__Given task__: Write out the records that appear below, verbatim and complete, but without pictures.

#### Task inputs

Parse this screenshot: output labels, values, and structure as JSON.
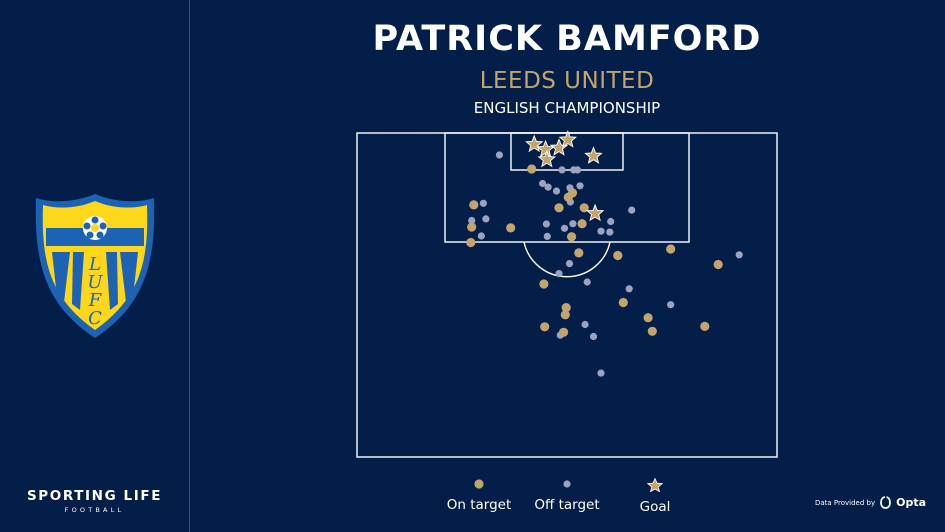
{
  "header": {
    "player": "PATRICK BAMFORD",
    "team": "LEEDS UNITED",
    "competition": "ENGLISH CHAMPIONSHIP"
  },
  "brand": {
    "name": "SPORTING LIFE",
    "sub": "FOOTBALL"
  },
  "crest": {
    "letters": "LUFC"
  },
  "provider": {
    "label": "Data Provided by",
    "brand": "Opta"
  },
  "colors": {
    "background": "#041e4a",
    "on_target": "#c3a46c",
    "off_target": "#9aa3bf",
    "goal": "#c3a46c",
    "lines": "#ffffff",
    "crest_blue": "#1d63b3",
    "crest_yellow": "#ffd71a"
  },
  "legend": [
    {
      "key": "on_target",
      "label": "On target"
    },
    {
      "key": "off_target",
      "label": "Off target"
    },
    {
      "key": "goal",
      "label": "Goal"
    }
  ],
  "chart_data": {
    "type": "scatter",
    "title": "PATRICK BAMFORD",
    "note": "Shot map, attacking half. x = lateral position across the half-pitch from left touchline (0-100); y = distance from the goal line (0-100 of half-pitch length).",
    "xlim": [
      0,
      100
    ],
    "ylim": [
      0,
      100
    ],
    "series": [
      {
        "name": "On target",
        "points": [
          [
            41.6,
            11.1
          ],
          [
            51.3,
            18.5
          ],
          [
            50.3,
            19.8
          ],
          [
            48.1,
            23.1
          ],
          [
            54.1,
            23.1
          ],
          [
            27.8,
            22.2
          ],
          [
            27.3,
            29.0
          ],
          [
            53.6,
            28.0
          ],
          [
            27.1,
            33.8
          ],
          [
            36.6,
            29.3
          ],
          [
            51.1,
            32.0
          ],
          [
            52.8,
            37.0
          ],
          [
            62.1,
            37.8
          ],
          [
            74.7,
            35.8
          ],
          [
            86.0,
            40.6
          ],
          [
            44.5,
            46.6
          ],
          [
            49.8,
            53.9
          ],
          [
            49.6,
            56.1
          ],
          [
            63.4,
            52.3
          ],
          [
            69.3,
            57.0
          ],
          [
            82.8,
            59.7
          ],
          [
            70.3,
            61.2
          ],
          [
            44.7,
            59.8
          ],
          [
            49.2,
            61.5
          ]
        ]
      },
      {
        "name": "Off target",
        "points": [
          [
            33.9,
            6.8
          ],
          [
            44.2,
            15.6
          ],
          [
            45.5,
            16.7
          ],
          [
            51.6,
            11.4
          ],
          [
            48.8,
            11.4
          ],
          [
            52.5,
            11.4
          ],
          [
            50.7,
            16.9
          ],
          [
            47.5,
            17.9
          ],
          [
            53.1,
            16.3
          ],
          [
            60.4,
            27.3
          ],
          [
            30.1,
            21.7
          ],
          [
            65.4,
            23.8
          ],
          [
            60.2,
            30.6
          ],
          [
            58.1,
            30.3
          ],
          [
            51.4,
            28.0
          ],
          [
            30.7,
            26.5
          ],
          [
            45.1,
            28.1
          ],
          [
            50.8,
            21.3
          ],
          [
            27.3,
            27.0
          ],
          [
            29.6,
            31.8
          ],
          [
            49.4,
            29.4
          ],
          [
            45.3,
            31.9
          ],
          [
            50.6,
            40.3
          ],
          [
            48.1,
            43.4
          ],
          [
            54.8,
            46.0
          ],
          [
            64.8,
            48.1
          ],
          [
            54.3,
            59.1
          ],
          [
            56.3,
            62.8
          ],
          [
            48.4,
            62.4
          ],
          [
            58.1,
            74.1
          ],
          [
            74.7,
            53.0
          ],
          [
            91.0,
            37.6
          ]
        ]
      },
      {
        "name": "Goal",
        "points": [
          [
            42.2,
            3.5
          ],
          [
            48.1,
            4.6
          ],
          [
            50.2,
            2.1
          ],
          [
            44.9,
            5.1
          ],
          [
            56.3,
            7.1
          ],
          [
            45.2,
            8.2
          ],
          [
            56.7,
            24.8
          ]
        ]
      }
    ]
  }
}
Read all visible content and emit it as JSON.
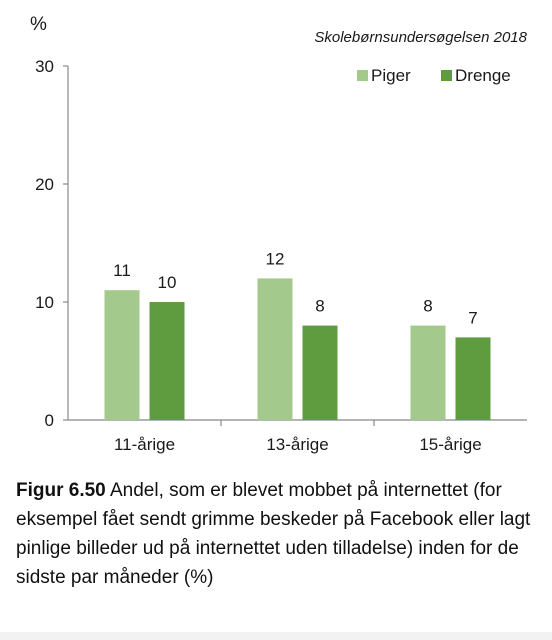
{
  "chart_data": {
    "type": "bar",
    "unit_label": "%",
    "source": "Skolebørnsundersøgelsen 2018",
    "categories": [
      "11-årige",
      "13-årige",
      "15-årige"
    ],
    "series": [
      {
        "name": "Piger",
        "values": [
          11,
          12,
          8
        ],
        "data_labels": [
          "11",
          "12",
          "8"
        ],
        "color": "#a3c98c"
      },
      {
        "name": "Drenge",
        "values": [
          10,
          8,
          7
        ],
        "data_labels": [
          "10",
          "8",
          "7"
        ],
        "color": "#5e9c3f"
      }
    ],
    "ylim": [
      0,
      30
    ],
    "yticks": [
      0,
      10,
      20,
      30
    ],
    "ytick_labels": [
      "0",
      "10",
      "20",
      "30"
    ],
    "legend_position": "top-right",
    "grid": false
  },
  "caption": {
    "figure_number": "Figur 6.50",
    "text": " Andel, som er blevet mobbet på inter­nettet (for eksempel fået sendt grimme beskeder på Facebook eller lagt pinlige billeder ud på inter­nettet uden tilladelse) inden for de sidste par må­neder (%)"
  }
}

########

__Task response__:
Parse this screenshot: output labels, values, and structure as JSON.
{
  "header": {
    "player": "PATRICK BAMFORD",
    "team": "LEEDS UNITED",
    "competition": "ENGLISH CHAMPIONSHIP"
  },
  "brand": {
    "name": "SPORTING LIFE",
    "sub": "FOOTBALL"
  },
  "crest": {
    "letters": "LUFC"
  },
  "provider": {
    "label": "Data Provided by",
    "brand": "Opta"
  },
  "colors": {
    "background": "#041e4a",
    "on_target": "#c3a46c",
    "off_target": "#9aa3bf",
    "goal": "#c3a46c",
    "lines": "#ffffff",
    "crest_blue": "#1d63b3",
    "crest_yellow": "#ffd71a"
  },
  "legend": [
    {
      "key": "on_target",
      "label": "On target"
    },
    {
      "key": "off_target",
      "label": "Off target"
    },
    {
      "key": "goal",
      "label": "Goal"
    }
  ],
  "chart_data": {
    "type": "scatter",
    "title": "PATRICK BAMFORD",
    "note": "Shot map, attacking half. x = lateral position across the half-pitch from left touchline (0-100); y = distance from the goal line (0-100 of half-pitch length).",
    "xlim": [
      0,
      100
    ],
    "ylim": [
      0,
      100
    ],
    "series": [
      {
        "name": "On target",
        "points": [
          [
            41.6,
            11.1
          ],
          [
            51.3,
            18.5
          ],
          [
            50.3,
            19.8
          ],
          [
            48.1,
            23.1
          ],
          [
            54.1,
            23.1
          ],
          [
            27.8,
            22.2
          ],
          [
            27.3,
            29.0
          ],
          [
            53.6,
            28.0
          ],
          [
            27.1,
            33.8
          ],
          [
            36.6,
            29.3
          ],
          [
            51.1,
            32.0
          ],
          [
            52.8,
            37.0
          ],
          [
            62.1,
            37.8
          ],
          [
            74.7,
            35.8
          ],
          [
            86.0,
            40.6
          ],
          [
            44.5,
            46.6
          ],
          [
            49.8,
            53.9
          ],
          [
            49.6,
            56.1
          ],
          [
            63.4,
            52.3
          ],
          [
            69.3,
            57.0
          ],
          [
            82.8,
            59.7
          ],
          [
            70.3,
            61.2
          ],
          [
            44.7,
            59.8
          ],
          [
            49.2,
            61.5
          ]
        ]
      },
      {
        "name": "Off target",
        "points": [
          [
            33.9,
            6.8
          ],
          [
            44.2,
            15.6
          ],
          [
            45.5,
            16.7
          ],
          [
            51.6,
            11.4
          ],
          [
            48.8,
            11.4
          ],
          [
            52.5,
            11.4
          ],
          [
            50.7,
            16.9
          ],
          [
            47.5,
            17.9
          ],
          [
            53.1,
            16.3
          ],
          [
            60.4,
            27.3
          ],
          [
            30.1,
            21.7
          ],
          [
            65.4,
            23.8
          ],
          [
            60.2,
            30.6
          ],
          [
            58.1,
            30.3
          ],
          [
            51.4,
            28.0
          ],
          [
            30.7,
            26.5
          ],
          [
            45.1,
            28.1
          ],
          [
            50.8,
            21.3
          ],
          [
            27.3,
            27.0
          ],
          [
            29.6,
            31.8
          ],
          [
            49.4,
            29.4
          ],
          [
            45.3,
            31.9
          ],
          [
            50.6,
            40.3
          ],
          [
            48.1,
            43.4
          ],
          [
            54.8,
            46.0
          ],
          [
            64.8,
            48.1
          ],
          [
            54.3,
            59.1
          ],
          [
            56.3,
            62.8
          ],
          [
            48.4,
            62.4
          ],
          [
            58.1,
            74.1
          ],
          [
            74.7,
            53.0
          ],
          [
            91.0,
            37.6
          ]
        ]
      },
      {
        "name": "Goal",
        "points": [
          [
            42.2,
            3.5
          ],
          [
            48.1,
            4.6
          ],
          [
            50.2,
            2.1
          ],
          [
            44.9,
            5.1
          ],
          [
            56.3,
            7.1
          ],
          [
            45.2,
            8.2
          ],
          [
            56.7,
            24.8
          ]
        ]
      }
    ]
  }
}
Read all visible content and emit it as JSON.
{
  "chart_data": {
    "type": "bar",
    "unit_label": "%",
    "source": "Skolebørnsundersøgelsen 2018",
    "categories": [
      "11-årige",
      "13-årige",
      "15-årige"
    ],
    "series": [
      {
        "name": "Piger",
        "values": [
          11,
          12,
          8
        ],
        "data_labels": [
          "11",
          "12",
          "8"
        ],
        "color": "#a3c98c"
      },
      {
        "name": "Drenge",
        "values": [
          10,
          8,
          7
        ],
        "data_labels": [
          "10",
          "8",
          "7"
        ],
        "color": "#5e9c3f"
      }
    ],
    "ylim": [
      0,
      30
    ],
    "yticks": [
      0,
      10,
      20,
      30
    ],
    "ytick_labels": [
      "0",
      "10",
      "20",
      "30"
    ],
    "legend_position": "top-right",
    "grid": false
  },
  "caption": {
    "figure_number": "Figur 6.50",
    "text": " Andel, som er blevet mobbet på inter­nettet (for eksempel fået sendt grimme beskeder på Facebook eller lagt pinlige billeder ud på inter­nettet uden tilladelse) inden for de sidste par må­neder (%)"
  }
}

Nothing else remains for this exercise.